» STATED TASK:
Repeat all the material exactly; pictures stay out of your copy.

A run of records:
= = = = = = =

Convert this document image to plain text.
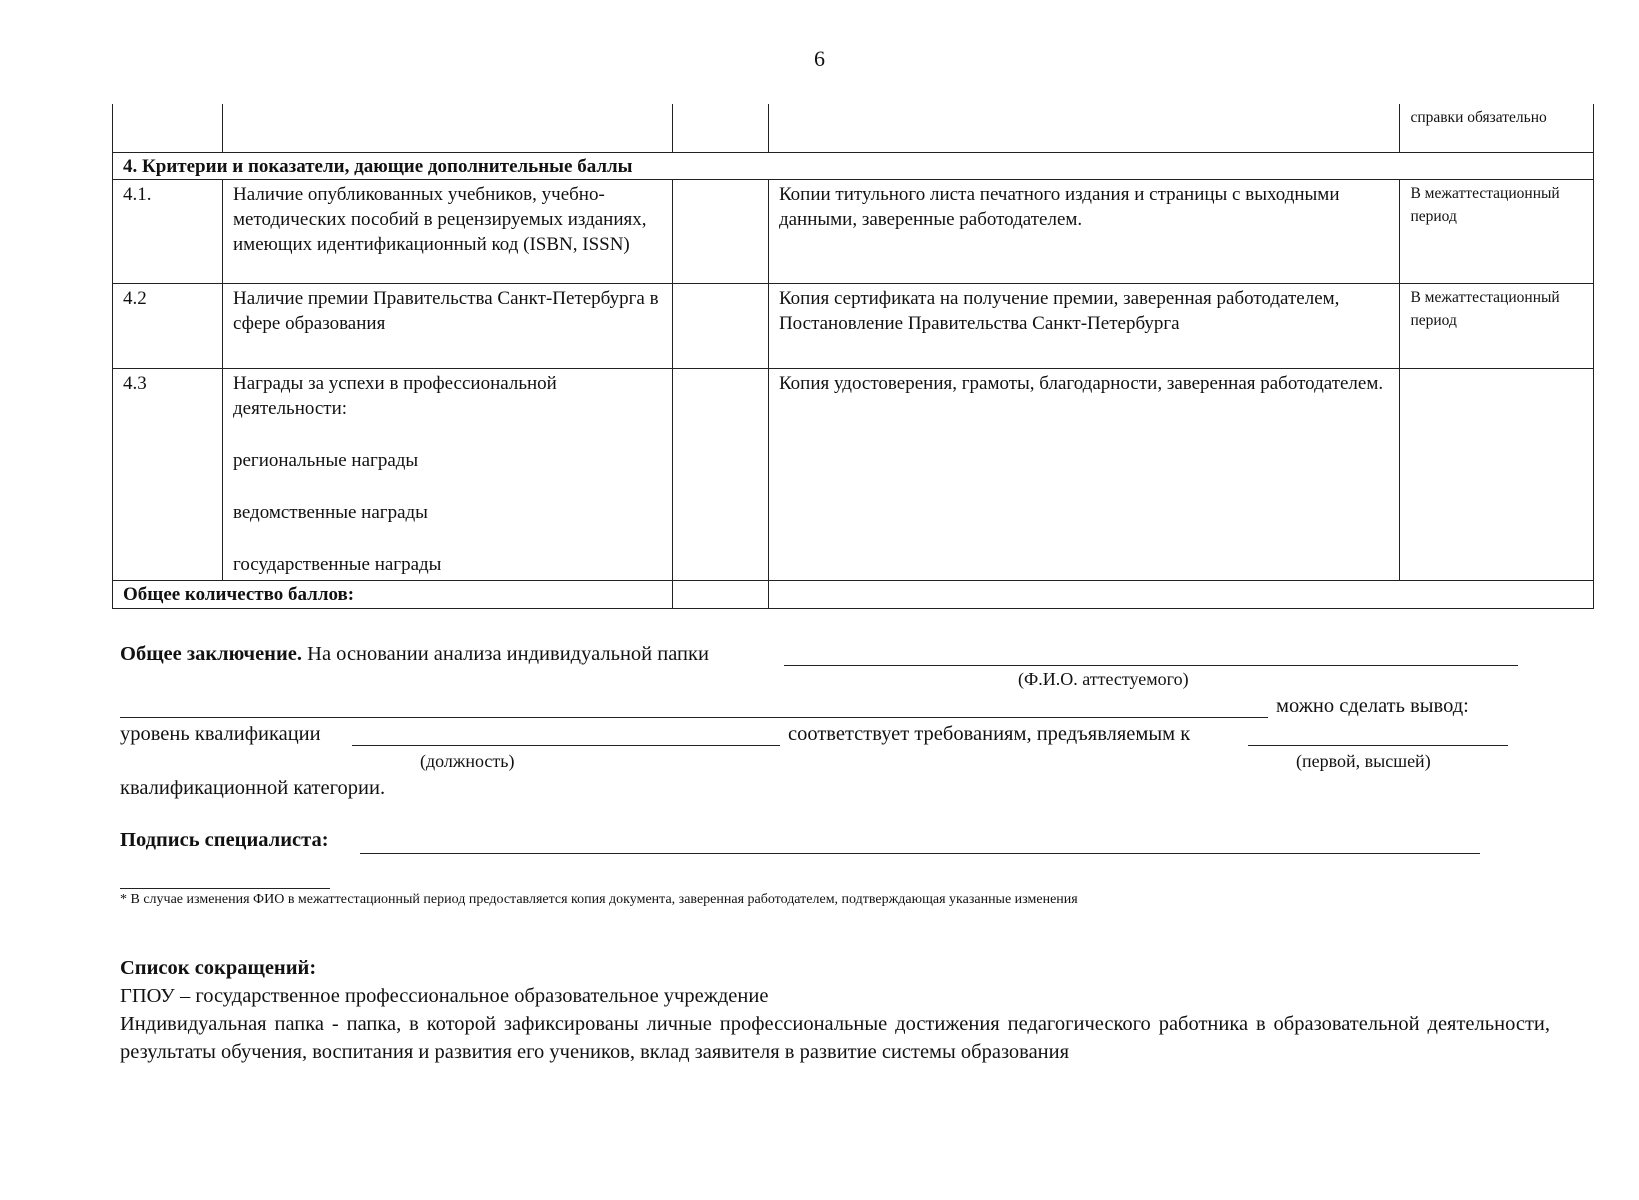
6
				справки обязательно
4. Критерии и показатели, дающие дополнительные баллы				
4.1.	Наличие опубликованных учебников, учебно-методических пособий в рецензируемых изданиях, имеющих идентификационный код (ISBN, ISSN)		Копии титульного листа печатного издания и страницы с выходными данными, заверенные работодателем.	В межаттестационный период
4.2	Наличие премии Правительства Санкт-Петербурга в сфере образования		Копия сертификата на получение премии, заверенная работодателем, Постановление Правительства Санкт-Петербурга	В межаттестационный период
4.3	Награды за успехи в профессиональной деятельности:
региональные награды
ведомственные награды
государственные награды		Копия удостоверения, грамоты, благодарности, заверенная работодателем.	
Общее количество баллов:				
Общее заключение. На основании анализа индивидуальной папки
(Ф.И.О. аттестуемого)
можно сделать вывод:
уровень квалификации	соответствует требованиям, предъявляемым к
(должность)	(первой, высшей)
квалификационной категории.
Подпись специалиста:
* В случае изменения ФИО в межаттестационный период предоставляется копия документа, заверенная работодателем, подтверждающая указанные изменения
Список сокращений:
ГПОУ – государственное профессиональное образовательное учреждение
Индивидуальная папка - папка, в которой зафиксированы личные профессиональные достижения педагогического работника в образовательной деятельности, результаты обучения, воспитания и развития его учеников, вклад заявителя в развитие системы образования
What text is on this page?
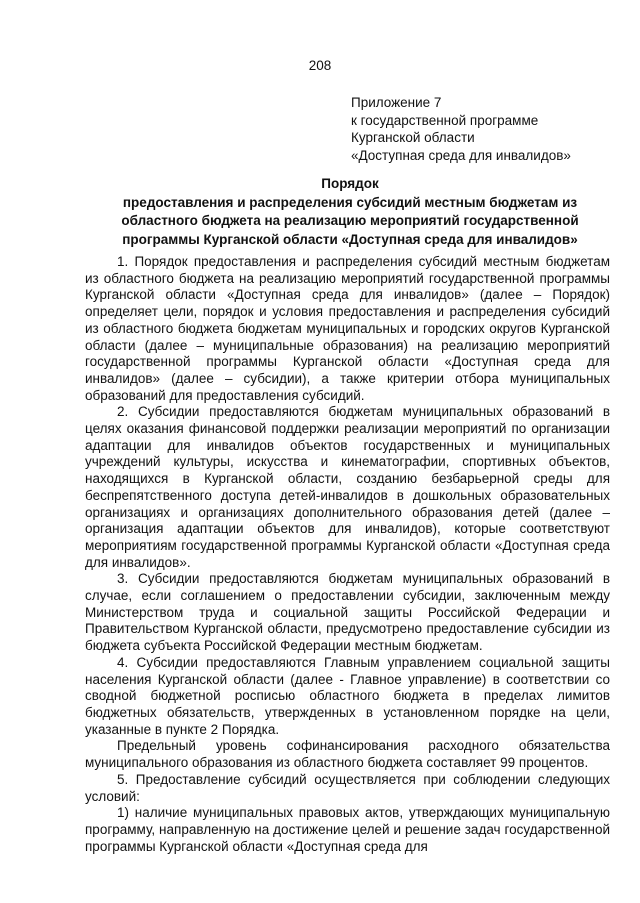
208
Приложение 7
к государственной программе
Курганской области
«Доступная среда для инвалидов»
Порядок
предоставления и распределения субсидий местным бюджетам из
областного бюджета на реализацию мероприятий государственной
программы Курганской области «Доступная среда для инвалидов»

1. Порядок предоставления и распределения субсидий местным бюджетам из областного бюджета на реализацию мероприятий государственной программы Курганской области «Доступная среда для инвалидов» (далее – Порядок) определяет цели, порядок и условия предоставления и распределения субсидий из областного бюджета бюджетам муниципальных и городских округов Курганской области (далее – муниципальные образования) на реализацию мероприятий государственной программы Курганской области «Доступная среда для инвалидов» (далее – субсидии), а также критерии отбора муниципальных образований для предоставления субсидий.

2. Субсидии предоставляются бюджетам муниципальных образований в целях оказания финансовой поддержки реализации мероприятий по организации адаптации для инвалидов объектов государственных и муниципальных учреждений культуры, искусства и кинематографии, спортивных объектов, находящихся в Курганской области, созданию безбарьерной среды для беспрепятственного доступа детей-инвалидов в дошкольных образовательных организациях и организациях дополнительного образования детей (далее – организация адаптации объектов для инвалидов), которые соответствуют мероприятиям государственной программы Курганской области «Доступная среда для инвалидов».

3. Субсидии предоставляются бюджетам муниципальных образований в случае, если соглашением о предоставлении субсидии, заключенным между Министерством труда и социальной защиты Российской Федерации и Правительством Курганской области, предусмотрено предоставление субсидии из бюджета субъекта Российской Федерации местным бюджетам.

4. Субсидии предоставляются Главным управлением социальной защиты населения Курганской области (далее - Главное управление) в соответствии со сводной бюджетной росписью областного бюджета в пределах лимитов бюджетных обязательств, утвержденных в установленном порядке на цели, указанные в пункте 2 Порядка.

Предельный уровень софинансирования расходного обязательства муниципального образования из областного бюджета составляет 99 процентов.

5. Предоставление субсидий осуществляется при соблюдении следующих условий:

1) наличие муниципальных правовых актов, утверждающих муниципальную программу, направленную на достижение целей и решение задач государственной программы Курганской области «Доступная среда для
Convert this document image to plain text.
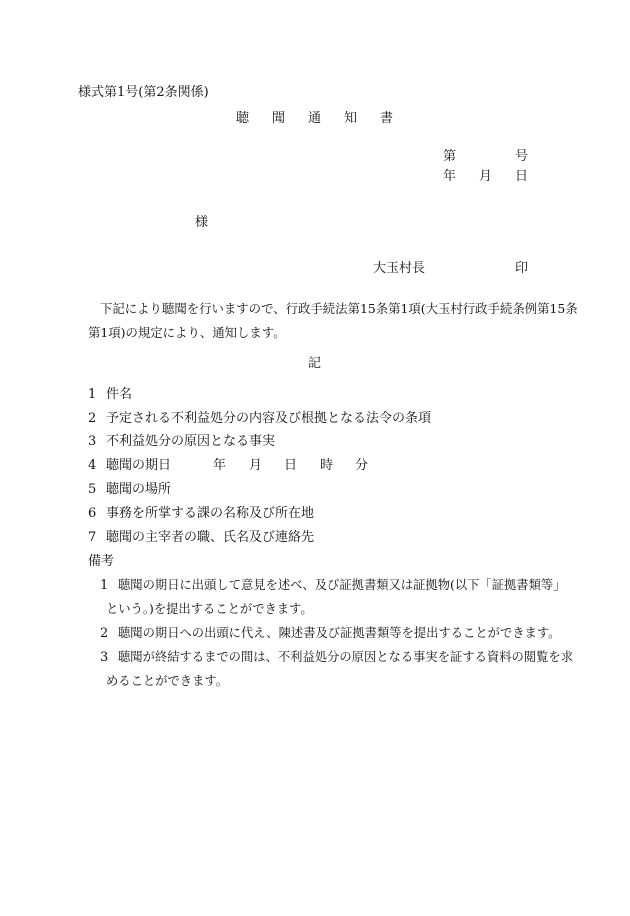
様式第1号(第2条関係)
聴 聞 通 知 書
第	号
年 月 日
様
大玉村長	印
下記により聴聞を行いますので、行政手続法第15条第1項(大玉村行政手続条例第15条
第1項)の規定により、通知します。
記
1 件名
2 予定される不利益処分の内容及び根拠となる法令の条項
3 不利益処分の原因となる事実
4 聴聞の期日	年 月 日 時 分
5 聴聞の場所
6 事務を所掌する課の名称及び所在地
7 聴聞の主宰者の職、氏名及び連絡先
備考
1 聴聞の期日に出頭して意見を述べ、及び証拠書類又は証拠物(以下「証拠書類等」
という。)を提出することができます。
2 聴聞の期日への出頭に代え、陳述書及び証拠書類等を提出することができます。
3 聴聞が終結するまでの間は、不利益処分の原因となる事実を証する資料の閲覧を求
めることができます。
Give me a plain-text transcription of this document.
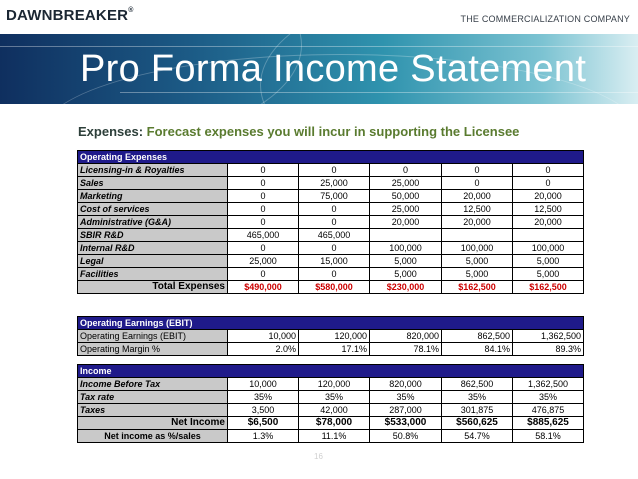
DAWNBREAKER®
THE COMMERCIALIZATION COMPANY
Pro Forma Income Statement
Expenses: Forecast expenses you will incur in supporting the Licensee
Operating Expenses					
Licensing-in & Royalties	0	0	0	0	0
Sales	0	25,000	25,000	0	0
Marketing	0	75,000	50,000	20,000	20,000
Cost of services	0	0	25,000	12,500	12,500
Administrative (G&A)	0	0	20,000	20,000	20,000
SBIR R&D	465,000	465,000			
Internal R&D	0	0	100,000	100,000	100,000
Legal	25,000	15,000	5,000	5,000	5,000
Facilities	0	0	5,000	5,000	5,000
Total Expenses	$490,000	$580,000	$230,000	$162,500	$162,500
Operating Earnings (EBIT)					
Operating Earnings (EBIT)	10,000	120,000	820,000	862,500	1,362,500
Operating Margin %	2.0%	17.1%	78.1%	84.1%	89.3%
Income					
Income Before Tax	10,000	120,000	820,000	862,500	1,362,500
Tax rate	35%	35%	35%	35%	35%
Taxes	3,500	42,000	287,000	301,875	476,875
Net Income	$6,500	$78,000	$533,000	$560,625	$885,625
Net income as %/sales	1.3%	11.1%	50.8%	54.7%	58.1%
16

= = = = = = =

» TASK RESPONSE:
Convert this document image to plain text.
6
				справки обязательно
4. Критерии и показатели, дающие дополнительные баллы				
4.1.	Наличие опубликованных учебников, учебно-методических пособий в рецензируемых изданиях, имеющих идентификационный код (ISBN, ISSN)		Копии титульного листа печатного издания и страницы с выходными данными, заверенные работодателем.	В межаттестационный период
4.2	Наличие премии Правительства Санкт-Петербурга в сфере образования		Копия сертификата на получение премии, заверенная работодателем, Постановление Правительства Санкт-Петербурга	В межаттестационный период
4.3	Награды за успехи в профессиональной деятельности:
региональные награды
ведомственные награды
государственные награды		Копия удостоверения, грамоты, благодарности, заверенная работодателем.	
Общее количество баллов:				
Общее заключение. На основании анализа индивидуальной папки
(Ф.И.О. аттестуемого)
можно сделать вывод:
уровень квалификации	соответствует требованиям, предъявляемым к
(должность)	(первой, высшей)
квалификационной категории.
Подпись специалиста:
* В случае изменения ФИО в межаттестационный период предоставляется копия документа, заверенная работодателем, подтверждающая указанные изменения
Список сокращений:
ГПОУ – государственное профессиональное образовательное учреждение
Индивидуальная папка - папка, в которой зафиксированы личные профессиональные достижения педагогического работника в образовательной деятельности, результаты обучения, воспитания и развития его учеников, вклад заявителя в развитие системы образования
What text is on this page?
208
Приложение 7
к государственной программе
Курганской области
«Доступная среда для инвалидов»
Порядок
предоставления и распределения субсидий местным бюджетам из
областного бюджета на реализацию мероприятий государственной
программы Курганской области «Доступная среда для инвалидов»

1. Порядок предоставления и распределения субсидий местным бюджетам из областного бюджета на реализацию мероприятий государственной программы Курганской области «Доступная среда для инвалидов» (далее – Порядок) определяет цели, порядок и условия предоставления и распределения субсидий из областного бюджета бюджетам муниципальных и городских округов Курганской области (далее – муниципальные образования) на реализацию мероприятий государственной программы Курганской области «Доступная среда для инвалидов» (далее – субсидии), а также критерии отбора муниципальных образований для предоставления субсидий.

2. Субсидии предоставляются бюджетам муниципальных образований в целях оказания финансовой поддержки реализации мероприятий по организации адаптации для инвалидов объектов государственных и муниципальных учреждений культуры, искусства и кинематографии, спортивных объектов, находящихся в Курганской области, созданию безбарьерной среды для беспрепятственного доступа детей-инвалидов в дошкольных образовательных организациях и организациях дополнительного образования детей (далее – организация адаптации объектов для инвалидов), которые соответствуют мероприятиям государственной программы Курганской области «Доступная среда для инвалидов».

3. Субсидии предоставляются бюджетам муниципальных образований в случае, если соглашением о предоставлении субсидии, заключенным между Министерством труда и социальной защиты Российской Федерации и Правительством Курганской области, предусмотрено предоставление субсидии из бюджета субъекта Российской Федерации местным бюджетам.

4. Субсидии предоставляются Главным управлением социальной защиты населения Курганской области (далее - Главное управление) в соответствии со сводной бюджетной росписью областного бюджета в пределах лимитов бюджетных обязательств, утвержденных в установленном порядке на цели, указанные в пункте 2 Порядка.

Предельный уровень софинансирования расходного обязательства муниципального образования из областного бюджета составляет 99 процентов.

5. Предоставление субсидий осуществляется при соблюдении следующих условий:

1) наличие муниципальных правовых актов, утверждающих муниципальную программу, направленную на достижение целей и решение задач государственной программы Курганской области «Доступная среда для
Convert this document image to plain text.
様式第1号(第2条関係)
聴 聞 通 知 書
第	号
年 月 日
様
大玉村長	印
下記により聴聞を行いますので、行政手続法第15条第1項(大玉村行政手続条例第15条
第1項)の規定により、通知します。
記
1 件名
2 予定される不利益処分の内容及び根拠となる法令の条項
3 不利益処分の原因となる事実
4 聴聞の期日	年 月 日 時 分
5 聴聞の場所
6 事務を所掌する課の名称及び所在地
7 聴聞の主宰者の職、氏名及び連絡先
備考
1 聴聞の期日に出頭して意見を述べ、及び証拠書類又は証拠物(以下「証拠書類等」
という。)を提出することができます。
2 聴聞の期日への出頭に代え、陳述書及び証拠書類等を提出することができます。
3 聴聞が終結するまでの間は、不利益処分の原因となる事実を証する資料の閲覧を求
めることができます。
Give me a plain-text transcription of this document.
DAWNBREAKER®
THE COMMERCIALIZATION COMPANY
Pro Forma Income Statement
Expenses: Forecast expenses you will incur in supporting the Licensee
Operating Expenses					
Licensing-in & Royalties	0	0	0	0	0
Sales	0	25,000	25,000	0	0
Marketing	0	75,000	50,000	20,000	20,000
Cost of services	0	0	25,000	12,500	12,500
Administrative (G&A)	0	0	20,000	20,000	20,000
SBIR R&D	465,000	465,000			
Internal R&D	0	0	100,000	100,000	100,000
Legal	25,000	15,000	5,000	5,000	5,000
Facilities	0	0	5,000	5,000	5,000
Total Expenses	$490,000	$580,000	$230,000	$162,500	$162,500
Operating Earnings (EBIT)					
Operating Earnings (EBIT)	10,000	120,000	820,000	862,500	1,362,500
Operating Margin %	2.0%	17.1%	78.1%	84.1%	89.3%
Income					
Income Before Tax	10,000	120,000	820,000	862,500	1,362,500
Tax rate	35%	35%	35%	35%	35%
Taxes	3,500	42,000	287,000	301,875	476,875
Net Income	$6,500	$78,000	$533,000	$560,625	$885,625
Net income as %/sales	1.3%	11.1%	50.8%	54.7%	58.1%
16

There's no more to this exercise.